Records that describe figures
● ● ● ● ●

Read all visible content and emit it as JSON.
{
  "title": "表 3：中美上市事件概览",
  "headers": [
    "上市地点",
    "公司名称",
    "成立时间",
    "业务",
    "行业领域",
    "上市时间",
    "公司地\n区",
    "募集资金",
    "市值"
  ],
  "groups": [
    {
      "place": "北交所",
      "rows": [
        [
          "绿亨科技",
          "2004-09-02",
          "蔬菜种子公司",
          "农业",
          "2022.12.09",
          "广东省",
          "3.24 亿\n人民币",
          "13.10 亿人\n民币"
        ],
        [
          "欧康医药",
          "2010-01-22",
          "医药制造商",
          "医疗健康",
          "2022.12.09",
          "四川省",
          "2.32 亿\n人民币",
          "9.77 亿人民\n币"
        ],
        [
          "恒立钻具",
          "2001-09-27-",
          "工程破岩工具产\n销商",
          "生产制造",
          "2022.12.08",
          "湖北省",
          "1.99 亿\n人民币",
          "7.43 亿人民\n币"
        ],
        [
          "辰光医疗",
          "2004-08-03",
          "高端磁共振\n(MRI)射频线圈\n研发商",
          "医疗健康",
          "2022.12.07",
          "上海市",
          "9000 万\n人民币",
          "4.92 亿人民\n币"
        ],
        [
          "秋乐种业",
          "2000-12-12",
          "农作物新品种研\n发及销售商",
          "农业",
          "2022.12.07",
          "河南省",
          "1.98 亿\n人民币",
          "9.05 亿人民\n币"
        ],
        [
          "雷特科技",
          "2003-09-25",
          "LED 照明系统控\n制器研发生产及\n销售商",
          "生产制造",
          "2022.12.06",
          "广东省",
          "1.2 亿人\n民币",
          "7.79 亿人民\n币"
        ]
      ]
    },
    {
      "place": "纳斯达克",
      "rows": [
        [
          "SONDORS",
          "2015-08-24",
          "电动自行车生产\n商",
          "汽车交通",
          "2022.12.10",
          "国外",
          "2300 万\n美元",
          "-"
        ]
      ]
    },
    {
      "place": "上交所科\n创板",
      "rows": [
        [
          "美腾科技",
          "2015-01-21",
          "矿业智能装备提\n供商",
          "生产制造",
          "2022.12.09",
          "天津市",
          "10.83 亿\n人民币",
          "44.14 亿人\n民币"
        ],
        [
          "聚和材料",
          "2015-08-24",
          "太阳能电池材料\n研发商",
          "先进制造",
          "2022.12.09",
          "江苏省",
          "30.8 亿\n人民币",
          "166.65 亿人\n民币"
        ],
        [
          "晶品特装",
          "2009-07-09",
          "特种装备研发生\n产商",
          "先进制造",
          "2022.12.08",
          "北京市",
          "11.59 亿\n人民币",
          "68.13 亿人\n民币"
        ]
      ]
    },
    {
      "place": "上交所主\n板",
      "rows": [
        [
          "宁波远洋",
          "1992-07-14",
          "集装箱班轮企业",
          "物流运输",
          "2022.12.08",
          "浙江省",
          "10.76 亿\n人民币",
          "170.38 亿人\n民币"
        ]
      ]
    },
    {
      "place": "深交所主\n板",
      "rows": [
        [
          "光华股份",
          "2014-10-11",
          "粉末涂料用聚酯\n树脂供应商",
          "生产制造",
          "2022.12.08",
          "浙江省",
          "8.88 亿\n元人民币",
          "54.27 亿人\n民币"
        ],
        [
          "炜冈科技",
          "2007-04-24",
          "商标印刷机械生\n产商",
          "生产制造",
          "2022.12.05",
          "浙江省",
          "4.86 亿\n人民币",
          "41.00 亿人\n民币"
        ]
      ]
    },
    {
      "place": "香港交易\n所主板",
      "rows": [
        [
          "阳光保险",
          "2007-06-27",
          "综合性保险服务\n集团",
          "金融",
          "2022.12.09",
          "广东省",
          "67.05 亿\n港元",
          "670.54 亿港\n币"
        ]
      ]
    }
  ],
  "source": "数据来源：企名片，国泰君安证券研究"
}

● ● ● ● ●

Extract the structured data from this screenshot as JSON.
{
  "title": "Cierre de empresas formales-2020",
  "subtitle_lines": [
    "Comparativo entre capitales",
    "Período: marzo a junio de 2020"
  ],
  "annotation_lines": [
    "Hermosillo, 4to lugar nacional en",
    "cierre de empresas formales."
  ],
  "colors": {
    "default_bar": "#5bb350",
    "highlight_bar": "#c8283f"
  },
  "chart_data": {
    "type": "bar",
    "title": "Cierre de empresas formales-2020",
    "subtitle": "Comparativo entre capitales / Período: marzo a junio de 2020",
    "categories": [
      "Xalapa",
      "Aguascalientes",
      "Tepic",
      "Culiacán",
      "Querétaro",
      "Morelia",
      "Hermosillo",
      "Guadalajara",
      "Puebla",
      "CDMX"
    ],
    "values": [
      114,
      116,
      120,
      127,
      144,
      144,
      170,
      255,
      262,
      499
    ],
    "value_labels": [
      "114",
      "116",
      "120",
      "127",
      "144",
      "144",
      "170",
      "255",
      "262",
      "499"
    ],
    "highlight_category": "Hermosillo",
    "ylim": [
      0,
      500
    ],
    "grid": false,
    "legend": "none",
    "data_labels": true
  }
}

● ● ● ● ●

→ What is needed
Among the lines of the data, identify those with the word "capitales". Copy each of them.

→ Exercise result
    "Comparativo entre capitales",
    "subtitle": "Comparativo entre capitales / Período: marzo a junio de 2020",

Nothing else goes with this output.